-- START OF Input material --

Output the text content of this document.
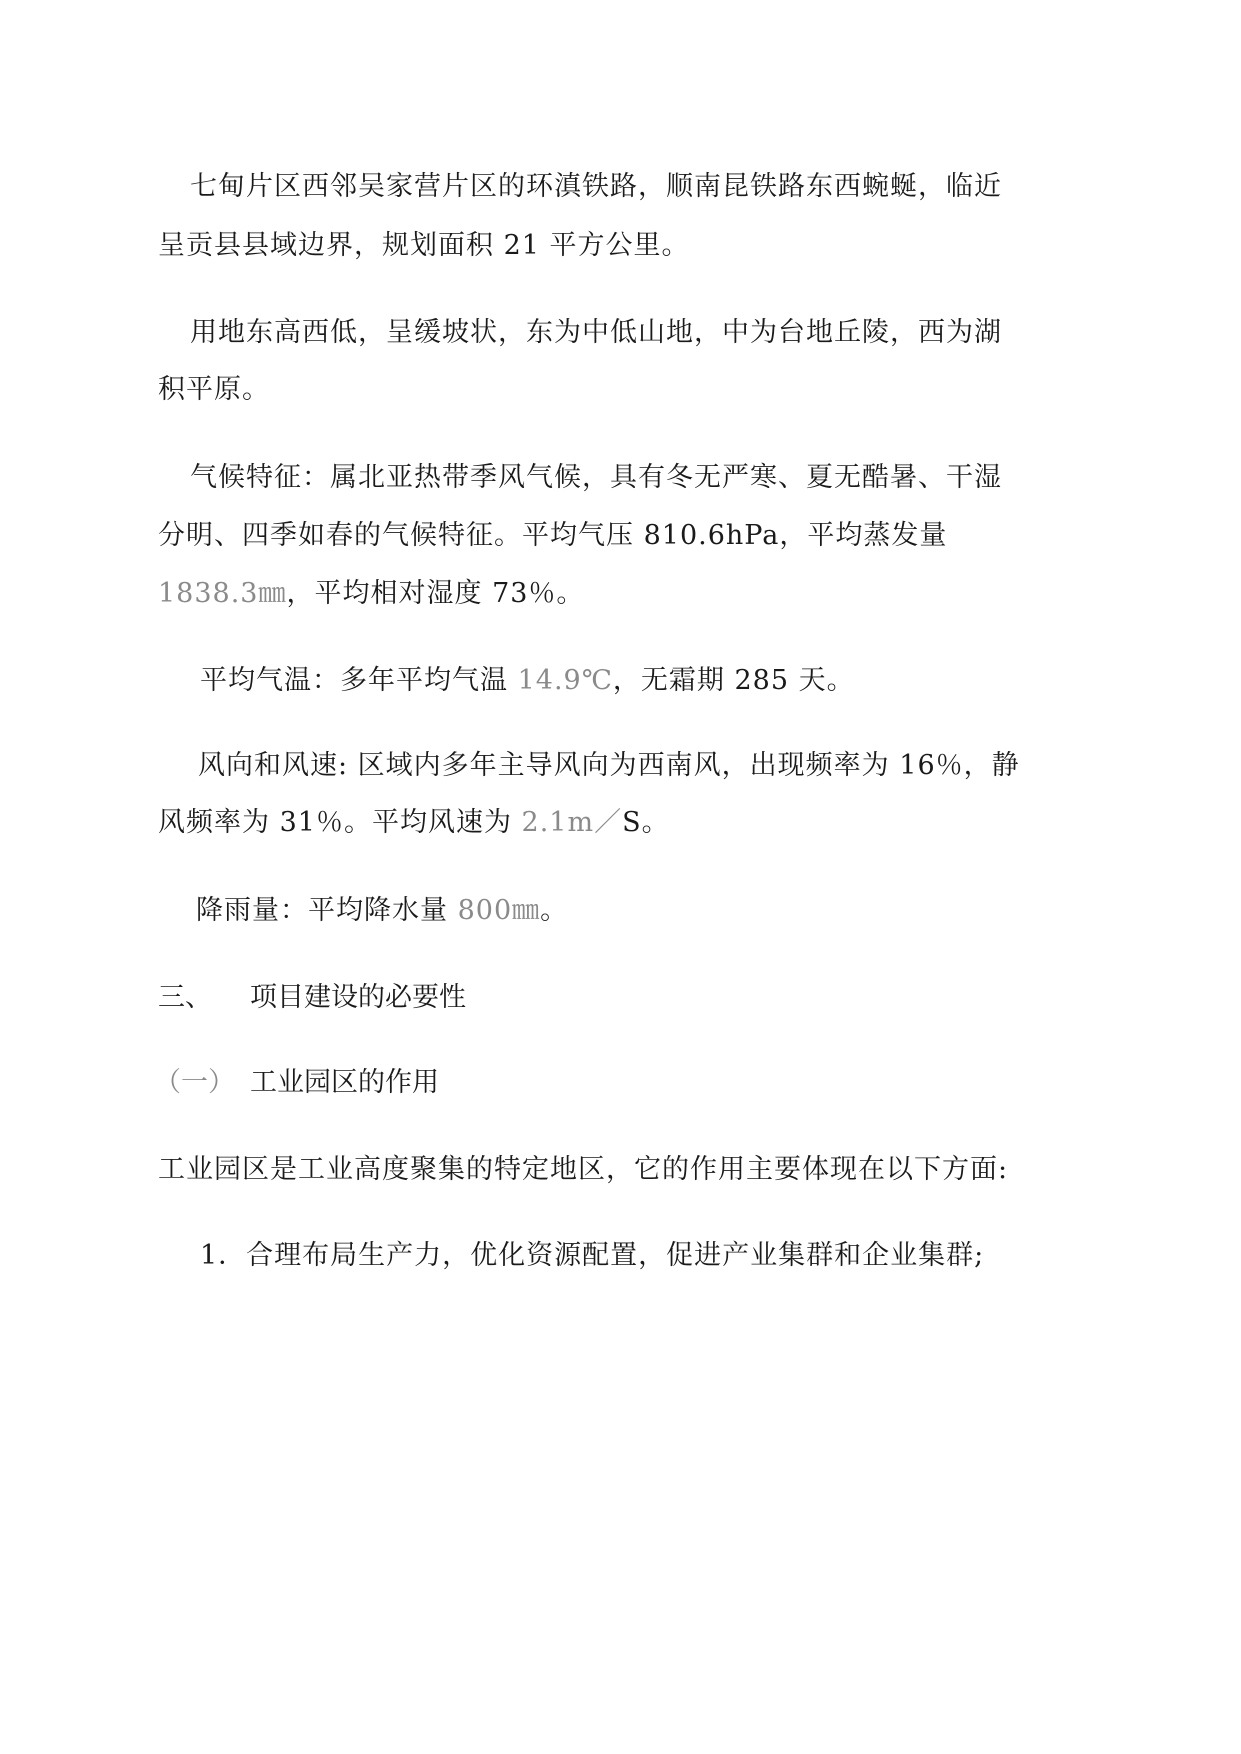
七甸片区西邻吴家营片区的环滇铁路，顺南昆铁路东西蜿蜒，临近
呈贡县县域边界，规划面积 21 平方公里。
用地东高西低，呈缓坡状，东为中低山地，中为台地丘陵，西为湖
积平原。
气候特征：属北亚热带季风气候，具有冬无严寒、夏无酷暑、干湿
分明、四季如春的气候特征。平均气压 810.6hPa，平均蒸发量
1838.3㎜，平均相对湿度 73％。
平均气温：多年平均气温 14.9℃，无霜期 285 天。
风向和风速: 区域内多年主导风向为西南风，出现频率为 16％，静
风频率为 31％。平均风速为 2.1m／S。
降雨量：平均降水量 800㎜。
三、 项目建设的必要性
（一） 工业园区的作用
工业园区是工业高度聚集的特定地区，它的作用主要体现在以下方面:
1．合理布局生产力，优化资源配置，促进产业集群和企业集群;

-- END OF Input material --

- **Exercise description**
Every line above should be returned word for word, with the pictures left behind.

- **Output of the exercise**
Output the text content of this document.
七甸片区西邻吴家营片区的环滇铁路，顺南昆铁路东西蜿蜒，临近
呈贡县县域边界，规划面积 21 平方公里。
用地东高西低，呈缓坡状，东为中低山地，中为台地丘陵，西为湖
积平原。
气候特征：属北亚热带季风气候，具有冬无严寒、夏无酷暑、干湿
分明、四季如春的气候特征。平均气压 810.6hPa，平均蒸发量
1838.3㎜，平均相对湿度 73％。
平均气温：多年平均气温 14.9℃，无霜期 285 天。
风向和风速: 区域内多年主导风向为西南风，出现频率为 16％，静
风频率为 31％。平均风速为 2.1m／S。
降雨量：平均降水量 800㎜。
三、 项目建设的必要性
（一） 工业园区的作用
工业园区是工业高度聚集的特定地区，它的作用主要体现在以下方面:
1．合理布局生产力，优化资源配置，促进产业集群和企业集群;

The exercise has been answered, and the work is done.